** THE TASK **
Leave out the pictures and retype exactly the lines from the line with "What data was" through the end of the listing below.

** SOURCE MATERIAL **
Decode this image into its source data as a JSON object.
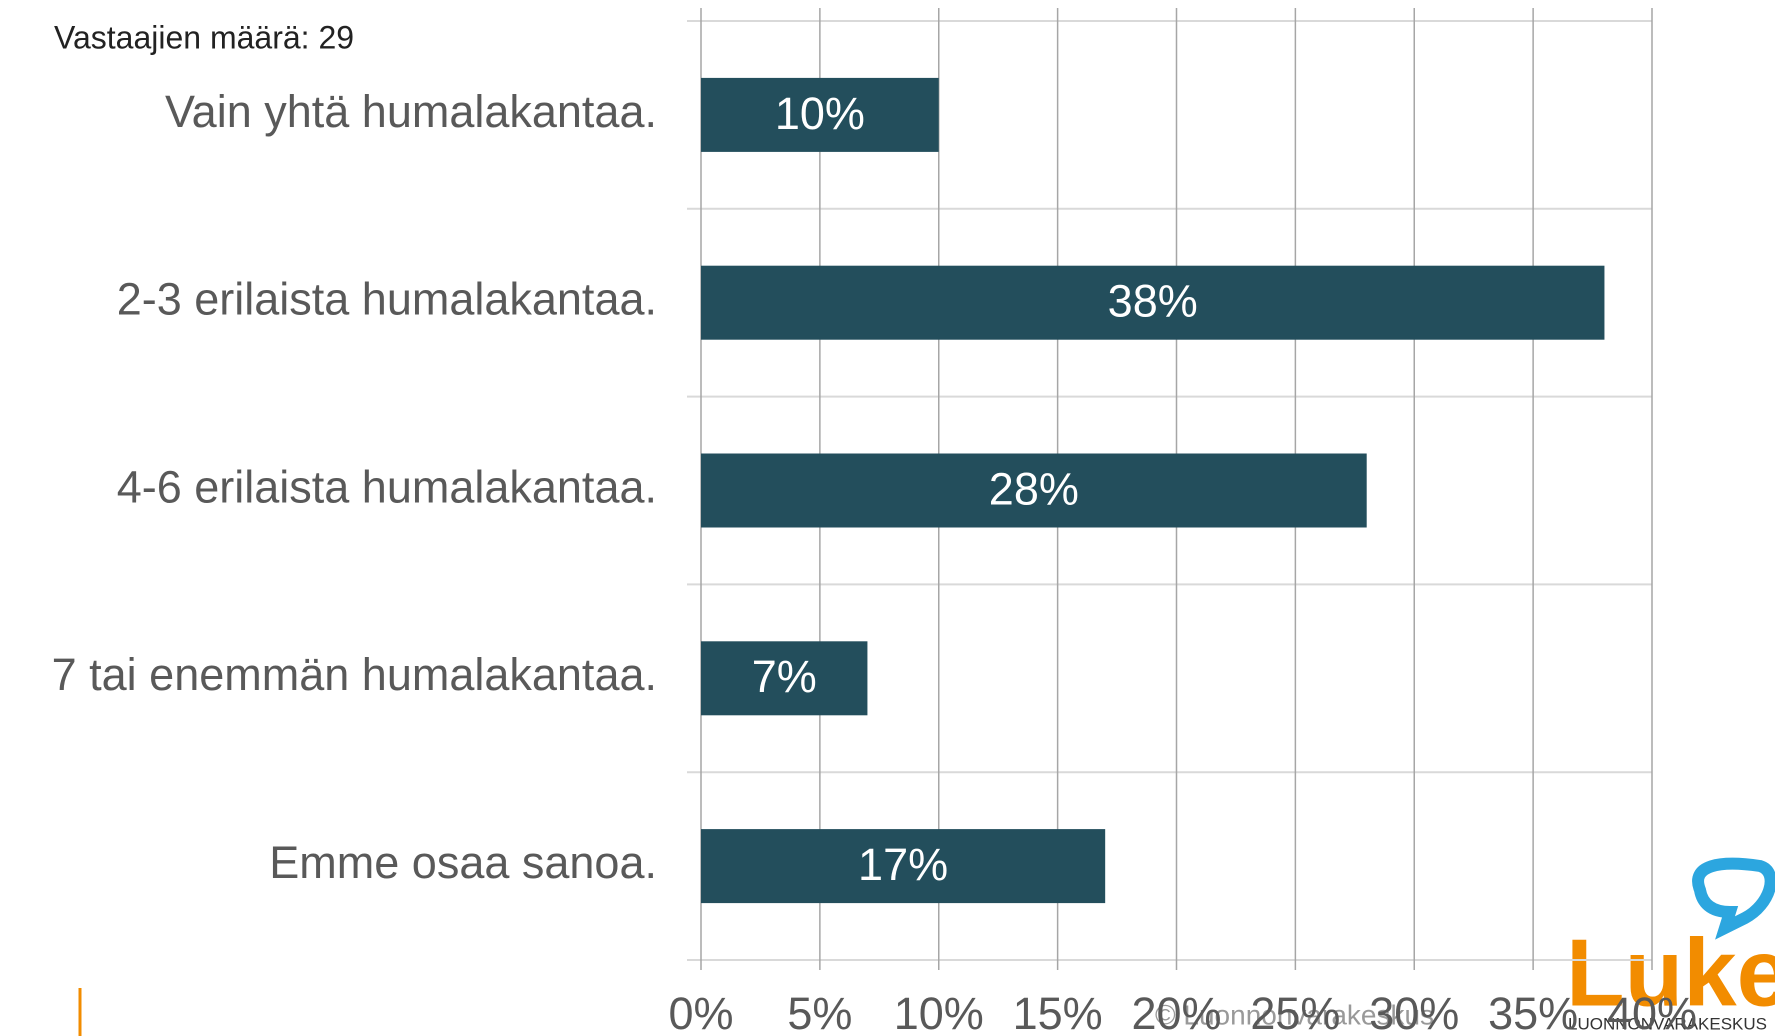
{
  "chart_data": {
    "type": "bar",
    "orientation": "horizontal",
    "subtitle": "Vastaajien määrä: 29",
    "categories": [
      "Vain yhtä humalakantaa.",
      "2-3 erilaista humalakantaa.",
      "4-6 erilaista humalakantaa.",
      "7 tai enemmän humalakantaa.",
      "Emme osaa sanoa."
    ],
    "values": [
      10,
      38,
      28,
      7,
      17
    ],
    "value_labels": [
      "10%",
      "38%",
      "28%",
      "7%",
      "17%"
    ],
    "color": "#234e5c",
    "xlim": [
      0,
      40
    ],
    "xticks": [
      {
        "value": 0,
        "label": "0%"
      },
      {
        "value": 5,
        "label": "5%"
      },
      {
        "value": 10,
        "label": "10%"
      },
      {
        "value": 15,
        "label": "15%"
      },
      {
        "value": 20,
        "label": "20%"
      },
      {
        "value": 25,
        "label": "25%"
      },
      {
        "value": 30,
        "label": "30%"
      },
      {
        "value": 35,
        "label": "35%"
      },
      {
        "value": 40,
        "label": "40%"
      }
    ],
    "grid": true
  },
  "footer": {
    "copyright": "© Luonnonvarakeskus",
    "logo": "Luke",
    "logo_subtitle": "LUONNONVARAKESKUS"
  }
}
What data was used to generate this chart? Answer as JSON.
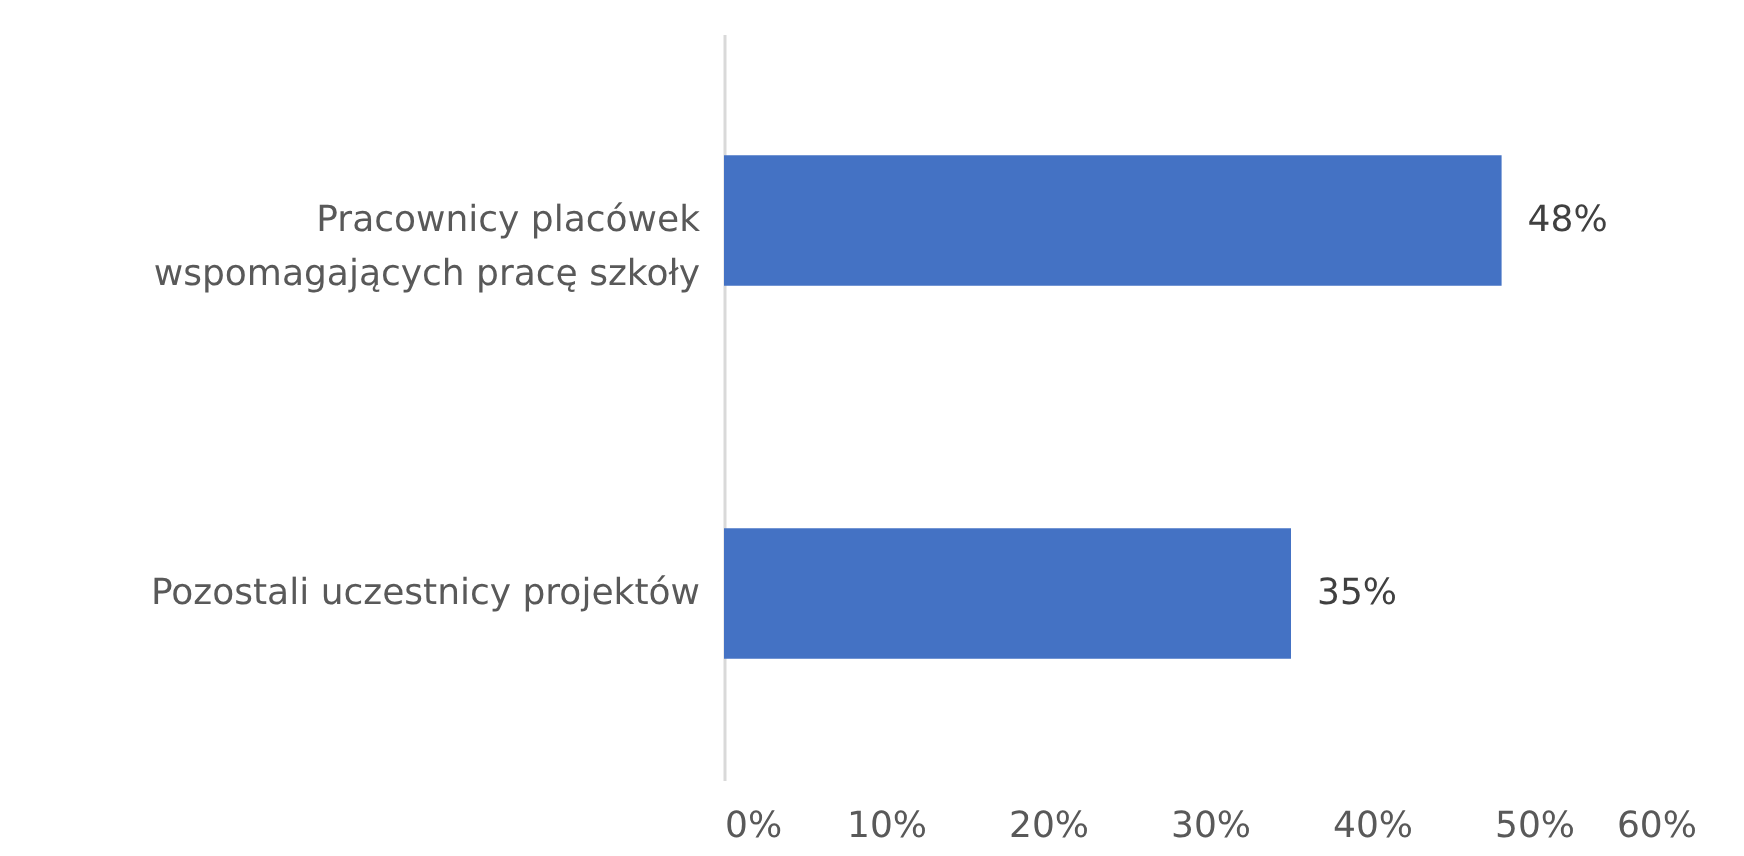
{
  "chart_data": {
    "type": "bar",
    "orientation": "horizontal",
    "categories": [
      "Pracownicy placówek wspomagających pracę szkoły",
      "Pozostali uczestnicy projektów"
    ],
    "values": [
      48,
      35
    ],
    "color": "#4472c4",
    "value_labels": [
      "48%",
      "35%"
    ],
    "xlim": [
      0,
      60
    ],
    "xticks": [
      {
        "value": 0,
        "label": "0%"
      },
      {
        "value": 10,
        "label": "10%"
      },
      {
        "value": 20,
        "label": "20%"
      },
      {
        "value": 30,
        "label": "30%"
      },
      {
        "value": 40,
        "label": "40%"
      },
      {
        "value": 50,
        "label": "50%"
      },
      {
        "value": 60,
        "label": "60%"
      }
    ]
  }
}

** WRITTEN ANSWER **
What data was used to generate this chart? Answer as JSON.
{
  "chart_data": {
    "type": "bar",
    "orientation": "horizontal",
    "categories": [
      "Pracownicy placówek wspomagających pracę szkoły",
      "Pozostali uczestnicy projektów"
    ],
    "values": [
      48,
      35
    ],
    "color": "#4472c4",
    "value_labels": [
      "48%",
      "35%"
    ],
    "xlim": [
      0,
      60
    ],
    "xticks": [
      {
        "value": 0,
        "label": "0%"
      },
      {
        "value": 10,
        "label": "10%"
      },
      {
        "value": 20,
        "label": "20%"
      },
      {
        "value": 30,
        "label": "30%"
      },
      {
        "value": 40,
        "label": "40%"
      },
      {
        "value": 50,
        "label": "50%"
      },
      {
        "value": 60,
        "label": "60%"
      }
    ]
  }
}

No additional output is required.